**EXERCISE GOAL**
For each line below that includes the word "this", make a copy.

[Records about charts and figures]
____________
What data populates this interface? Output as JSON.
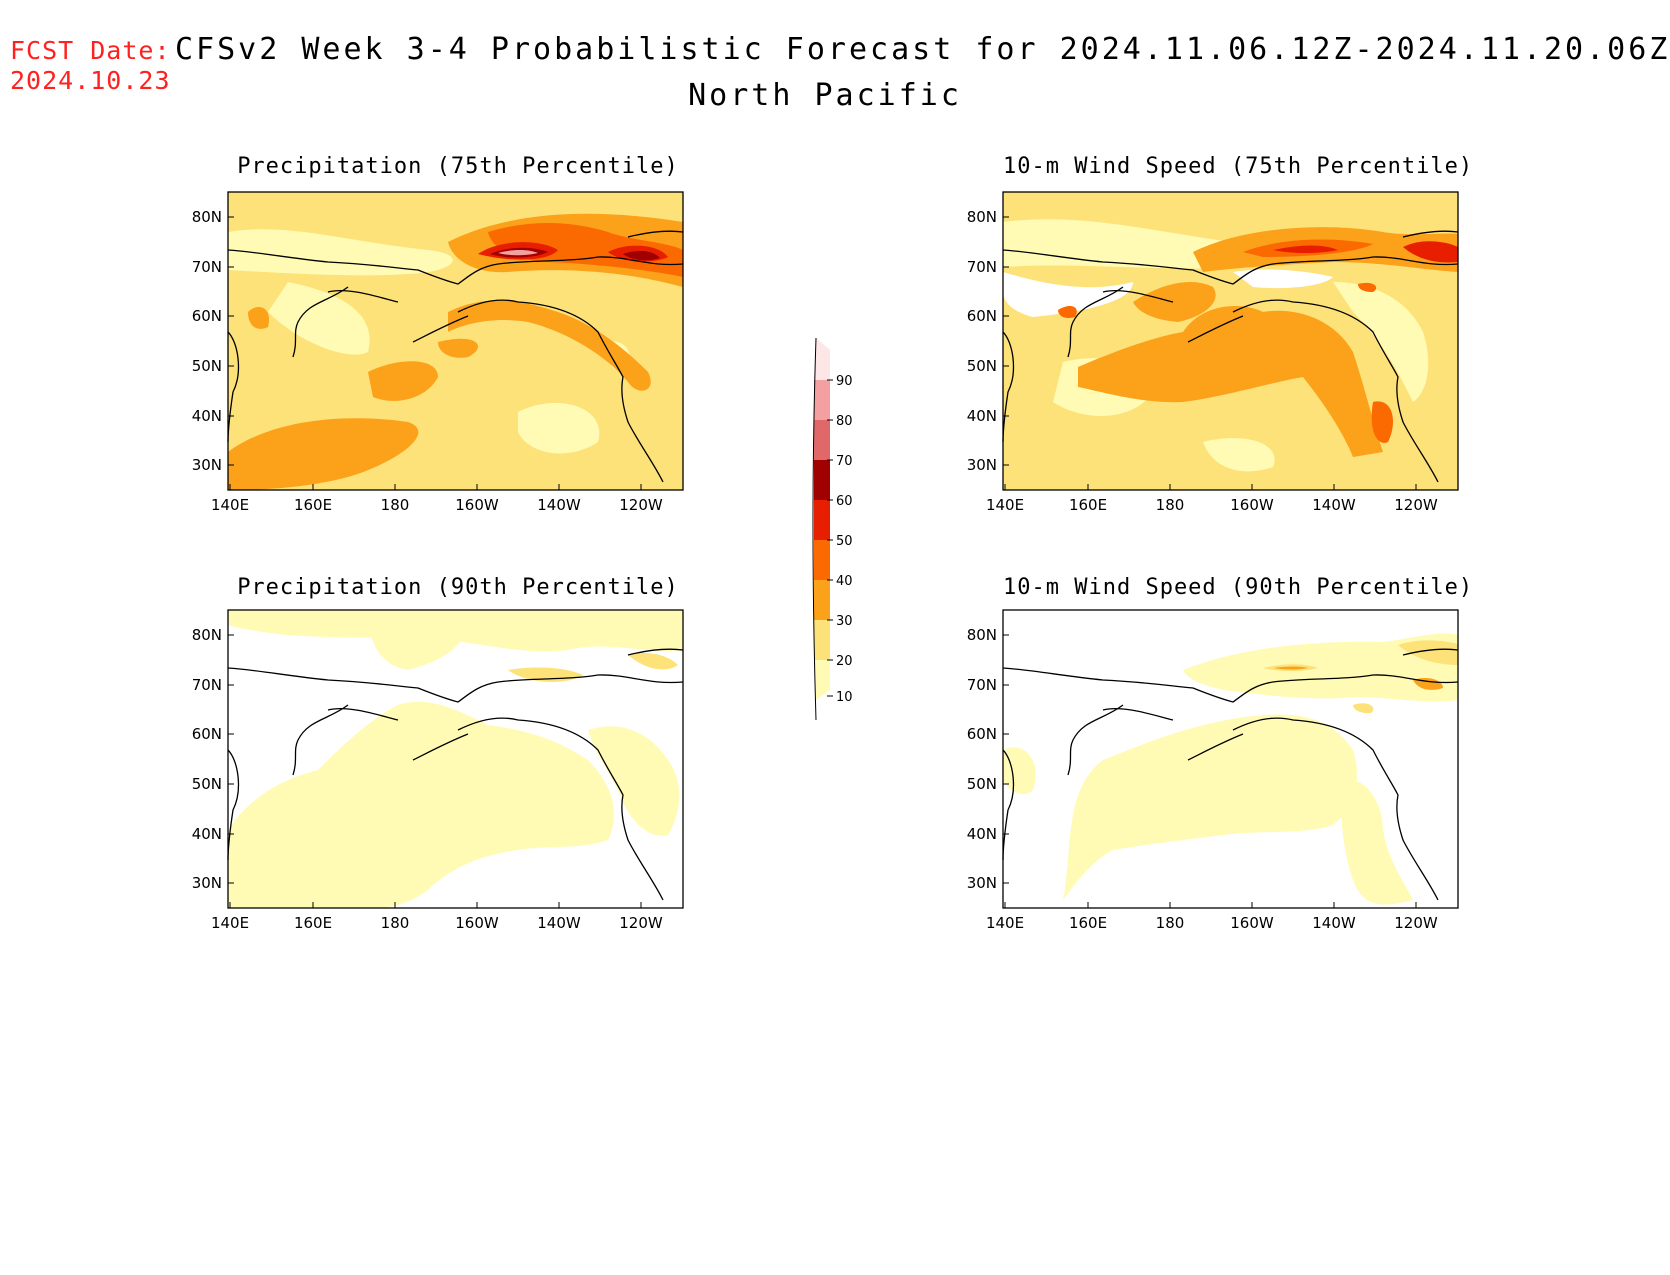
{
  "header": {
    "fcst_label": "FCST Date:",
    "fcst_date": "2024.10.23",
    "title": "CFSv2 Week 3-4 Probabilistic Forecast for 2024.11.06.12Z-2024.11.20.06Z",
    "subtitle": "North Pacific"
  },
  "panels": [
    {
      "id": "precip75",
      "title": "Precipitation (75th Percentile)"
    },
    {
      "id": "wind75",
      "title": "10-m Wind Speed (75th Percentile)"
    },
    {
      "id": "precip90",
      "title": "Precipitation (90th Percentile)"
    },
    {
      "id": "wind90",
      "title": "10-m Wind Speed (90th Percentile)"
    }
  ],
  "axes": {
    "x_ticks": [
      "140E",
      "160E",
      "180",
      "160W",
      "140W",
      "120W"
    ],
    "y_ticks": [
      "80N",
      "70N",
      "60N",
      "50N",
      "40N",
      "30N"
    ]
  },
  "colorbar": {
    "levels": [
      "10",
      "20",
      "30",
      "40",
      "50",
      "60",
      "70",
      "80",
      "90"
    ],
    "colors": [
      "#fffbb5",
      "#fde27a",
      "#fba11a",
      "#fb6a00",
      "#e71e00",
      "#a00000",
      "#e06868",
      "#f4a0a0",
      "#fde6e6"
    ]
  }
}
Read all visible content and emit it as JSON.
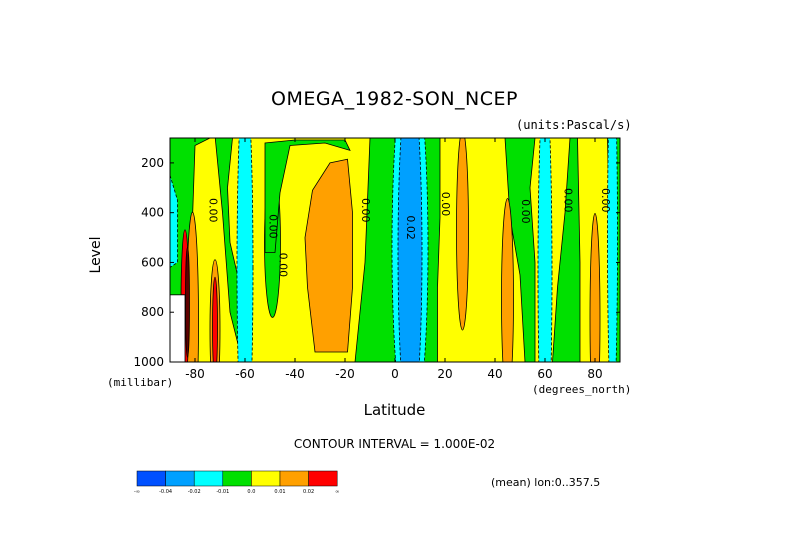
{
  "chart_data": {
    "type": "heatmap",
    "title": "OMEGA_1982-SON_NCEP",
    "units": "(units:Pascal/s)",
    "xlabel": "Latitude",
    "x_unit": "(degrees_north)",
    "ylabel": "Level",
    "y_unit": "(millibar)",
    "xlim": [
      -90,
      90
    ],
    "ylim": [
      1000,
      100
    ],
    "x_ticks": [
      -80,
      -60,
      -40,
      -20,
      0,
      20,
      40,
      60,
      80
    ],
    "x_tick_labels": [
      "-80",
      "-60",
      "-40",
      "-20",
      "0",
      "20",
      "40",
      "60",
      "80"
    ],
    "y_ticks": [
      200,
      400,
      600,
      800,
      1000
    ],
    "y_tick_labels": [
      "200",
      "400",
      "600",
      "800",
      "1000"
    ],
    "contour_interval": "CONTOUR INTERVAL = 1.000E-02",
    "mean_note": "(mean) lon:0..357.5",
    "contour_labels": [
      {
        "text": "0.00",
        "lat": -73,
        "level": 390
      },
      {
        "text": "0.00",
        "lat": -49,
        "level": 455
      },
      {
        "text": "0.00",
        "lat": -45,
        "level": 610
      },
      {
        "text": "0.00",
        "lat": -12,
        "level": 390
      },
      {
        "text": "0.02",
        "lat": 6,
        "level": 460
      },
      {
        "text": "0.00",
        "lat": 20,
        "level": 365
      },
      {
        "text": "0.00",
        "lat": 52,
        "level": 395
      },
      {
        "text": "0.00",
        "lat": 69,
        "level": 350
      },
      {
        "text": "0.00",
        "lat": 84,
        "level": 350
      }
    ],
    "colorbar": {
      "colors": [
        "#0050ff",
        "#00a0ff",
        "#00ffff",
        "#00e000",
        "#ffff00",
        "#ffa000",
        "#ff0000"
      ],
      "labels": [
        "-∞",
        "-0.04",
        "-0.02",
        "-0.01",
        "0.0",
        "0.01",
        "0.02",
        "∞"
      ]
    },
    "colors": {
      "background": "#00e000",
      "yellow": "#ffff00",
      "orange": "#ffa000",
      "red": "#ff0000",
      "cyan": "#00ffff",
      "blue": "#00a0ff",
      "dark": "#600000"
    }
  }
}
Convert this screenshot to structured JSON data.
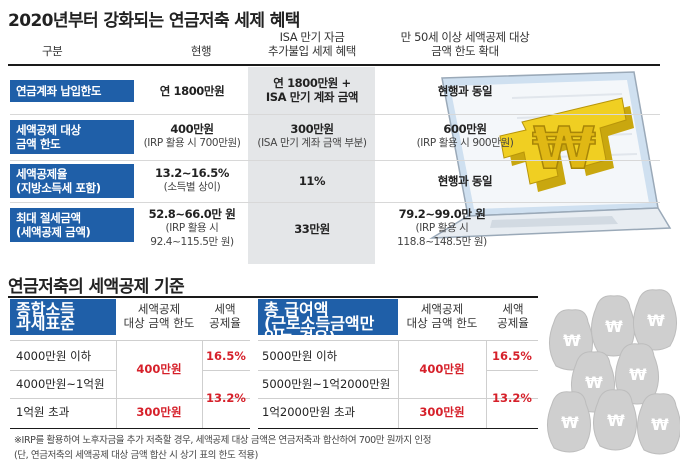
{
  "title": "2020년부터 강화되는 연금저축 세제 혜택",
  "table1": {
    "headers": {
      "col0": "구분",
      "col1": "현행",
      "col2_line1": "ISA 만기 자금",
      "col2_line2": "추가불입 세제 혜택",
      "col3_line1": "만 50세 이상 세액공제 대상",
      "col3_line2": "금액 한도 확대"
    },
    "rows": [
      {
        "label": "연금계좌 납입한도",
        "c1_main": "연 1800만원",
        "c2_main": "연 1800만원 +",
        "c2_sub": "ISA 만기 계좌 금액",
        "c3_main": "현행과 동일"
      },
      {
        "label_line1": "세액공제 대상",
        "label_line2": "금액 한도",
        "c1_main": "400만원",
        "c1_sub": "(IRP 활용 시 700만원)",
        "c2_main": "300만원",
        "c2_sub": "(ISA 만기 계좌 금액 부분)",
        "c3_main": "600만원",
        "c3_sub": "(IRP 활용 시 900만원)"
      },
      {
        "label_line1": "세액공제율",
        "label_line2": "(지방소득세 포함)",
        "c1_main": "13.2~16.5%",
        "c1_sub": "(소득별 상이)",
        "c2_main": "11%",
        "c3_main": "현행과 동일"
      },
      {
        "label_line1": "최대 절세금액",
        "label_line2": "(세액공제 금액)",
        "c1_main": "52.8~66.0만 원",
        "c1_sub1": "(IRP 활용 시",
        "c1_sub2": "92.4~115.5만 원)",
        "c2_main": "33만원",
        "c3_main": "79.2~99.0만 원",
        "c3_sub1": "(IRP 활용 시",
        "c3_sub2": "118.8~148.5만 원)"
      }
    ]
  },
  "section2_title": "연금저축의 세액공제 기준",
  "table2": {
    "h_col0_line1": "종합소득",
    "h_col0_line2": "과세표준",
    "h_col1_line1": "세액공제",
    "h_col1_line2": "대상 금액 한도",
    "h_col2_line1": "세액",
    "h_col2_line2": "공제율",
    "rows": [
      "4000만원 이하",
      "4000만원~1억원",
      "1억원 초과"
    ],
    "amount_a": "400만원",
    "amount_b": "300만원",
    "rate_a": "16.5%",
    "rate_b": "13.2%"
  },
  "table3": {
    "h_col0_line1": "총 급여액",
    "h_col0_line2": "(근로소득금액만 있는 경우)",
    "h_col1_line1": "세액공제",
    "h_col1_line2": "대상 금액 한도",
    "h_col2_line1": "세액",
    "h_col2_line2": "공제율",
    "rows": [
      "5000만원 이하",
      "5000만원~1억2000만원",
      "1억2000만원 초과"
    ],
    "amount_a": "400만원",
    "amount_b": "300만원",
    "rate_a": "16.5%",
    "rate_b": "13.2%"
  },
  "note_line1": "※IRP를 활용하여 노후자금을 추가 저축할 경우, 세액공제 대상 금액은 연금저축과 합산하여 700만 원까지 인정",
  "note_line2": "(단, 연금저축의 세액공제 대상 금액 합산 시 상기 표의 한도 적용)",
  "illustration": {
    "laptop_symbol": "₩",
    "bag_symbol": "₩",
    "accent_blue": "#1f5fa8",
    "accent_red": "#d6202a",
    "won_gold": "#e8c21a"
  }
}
____________
**REPLY**
What data populates this interface? Output as JSON.
Convert this screenshot to structured JSON data.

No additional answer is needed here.